→ **Brief**: Every line holding the string "DELIVERY" should be gathered.
--- Start Provided data ---
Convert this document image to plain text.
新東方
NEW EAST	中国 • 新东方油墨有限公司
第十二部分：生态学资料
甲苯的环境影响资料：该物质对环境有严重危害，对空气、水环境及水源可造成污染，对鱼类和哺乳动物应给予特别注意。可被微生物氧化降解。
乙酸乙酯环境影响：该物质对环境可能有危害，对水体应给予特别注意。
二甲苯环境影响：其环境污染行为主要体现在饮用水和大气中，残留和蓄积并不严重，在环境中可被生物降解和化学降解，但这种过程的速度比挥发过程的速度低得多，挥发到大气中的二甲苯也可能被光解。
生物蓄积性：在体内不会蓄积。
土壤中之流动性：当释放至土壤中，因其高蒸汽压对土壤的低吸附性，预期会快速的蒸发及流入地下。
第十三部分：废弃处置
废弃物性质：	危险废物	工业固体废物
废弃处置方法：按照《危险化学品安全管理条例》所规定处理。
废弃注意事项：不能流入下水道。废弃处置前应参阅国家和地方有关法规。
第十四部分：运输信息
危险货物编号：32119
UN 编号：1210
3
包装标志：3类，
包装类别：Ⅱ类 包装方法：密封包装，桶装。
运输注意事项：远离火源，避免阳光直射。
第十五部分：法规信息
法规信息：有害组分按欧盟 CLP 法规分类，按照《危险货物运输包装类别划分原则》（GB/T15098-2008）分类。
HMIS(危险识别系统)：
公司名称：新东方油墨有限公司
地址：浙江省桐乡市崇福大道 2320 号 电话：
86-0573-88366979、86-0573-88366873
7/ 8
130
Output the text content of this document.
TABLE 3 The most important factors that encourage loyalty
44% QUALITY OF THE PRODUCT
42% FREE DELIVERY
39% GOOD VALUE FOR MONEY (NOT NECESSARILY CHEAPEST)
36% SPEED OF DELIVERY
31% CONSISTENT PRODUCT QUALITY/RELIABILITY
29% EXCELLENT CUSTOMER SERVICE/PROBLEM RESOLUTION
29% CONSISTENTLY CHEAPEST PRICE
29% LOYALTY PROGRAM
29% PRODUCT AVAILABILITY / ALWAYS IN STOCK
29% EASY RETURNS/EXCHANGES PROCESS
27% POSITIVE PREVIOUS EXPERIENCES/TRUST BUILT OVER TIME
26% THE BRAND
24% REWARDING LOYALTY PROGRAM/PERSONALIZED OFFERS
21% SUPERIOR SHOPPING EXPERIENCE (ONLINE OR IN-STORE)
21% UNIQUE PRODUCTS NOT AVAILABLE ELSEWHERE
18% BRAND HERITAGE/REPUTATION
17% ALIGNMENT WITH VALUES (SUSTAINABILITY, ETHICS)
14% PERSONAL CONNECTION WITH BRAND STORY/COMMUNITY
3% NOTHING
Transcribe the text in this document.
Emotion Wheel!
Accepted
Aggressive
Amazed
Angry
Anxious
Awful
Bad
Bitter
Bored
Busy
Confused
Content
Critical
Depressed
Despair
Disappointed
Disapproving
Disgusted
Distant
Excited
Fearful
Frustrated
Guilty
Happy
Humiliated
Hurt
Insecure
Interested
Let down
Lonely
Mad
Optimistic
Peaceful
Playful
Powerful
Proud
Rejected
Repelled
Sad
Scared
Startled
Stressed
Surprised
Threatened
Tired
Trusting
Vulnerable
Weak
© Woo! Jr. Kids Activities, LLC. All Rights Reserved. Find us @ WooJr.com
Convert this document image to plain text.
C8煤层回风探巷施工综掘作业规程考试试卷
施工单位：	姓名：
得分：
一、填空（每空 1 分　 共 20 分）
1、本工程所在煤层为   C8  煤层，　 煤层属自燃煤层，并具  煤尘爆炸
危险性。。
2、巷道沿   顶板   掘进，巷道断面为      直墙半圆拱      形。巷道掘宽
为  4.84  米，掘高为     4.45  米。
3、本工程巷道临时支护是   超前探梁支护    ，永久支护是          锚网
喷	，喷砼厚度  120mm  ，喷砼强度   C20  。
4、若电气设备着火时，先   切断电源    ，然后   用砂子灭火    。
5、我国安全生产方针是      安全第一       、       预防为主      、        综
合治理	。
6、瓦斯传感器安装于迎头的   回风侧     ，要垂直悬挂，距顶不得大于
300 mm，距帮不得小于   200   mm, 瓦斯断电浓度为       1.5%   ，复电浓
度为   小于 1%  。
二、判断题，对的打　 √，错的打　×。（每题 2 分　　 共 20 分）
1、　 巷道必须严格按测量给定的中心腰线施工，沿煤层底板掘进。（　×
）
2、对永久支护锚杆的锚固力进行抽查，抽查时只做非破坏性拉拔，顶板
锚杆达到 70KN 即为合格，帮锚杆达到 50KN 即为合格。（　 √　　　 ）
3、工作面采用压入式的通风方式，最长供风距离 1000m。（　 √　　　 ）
--- End Provided data ---
→ **Written response**:
42% FREE DELIVERY
36% SPEED OF DELIVERY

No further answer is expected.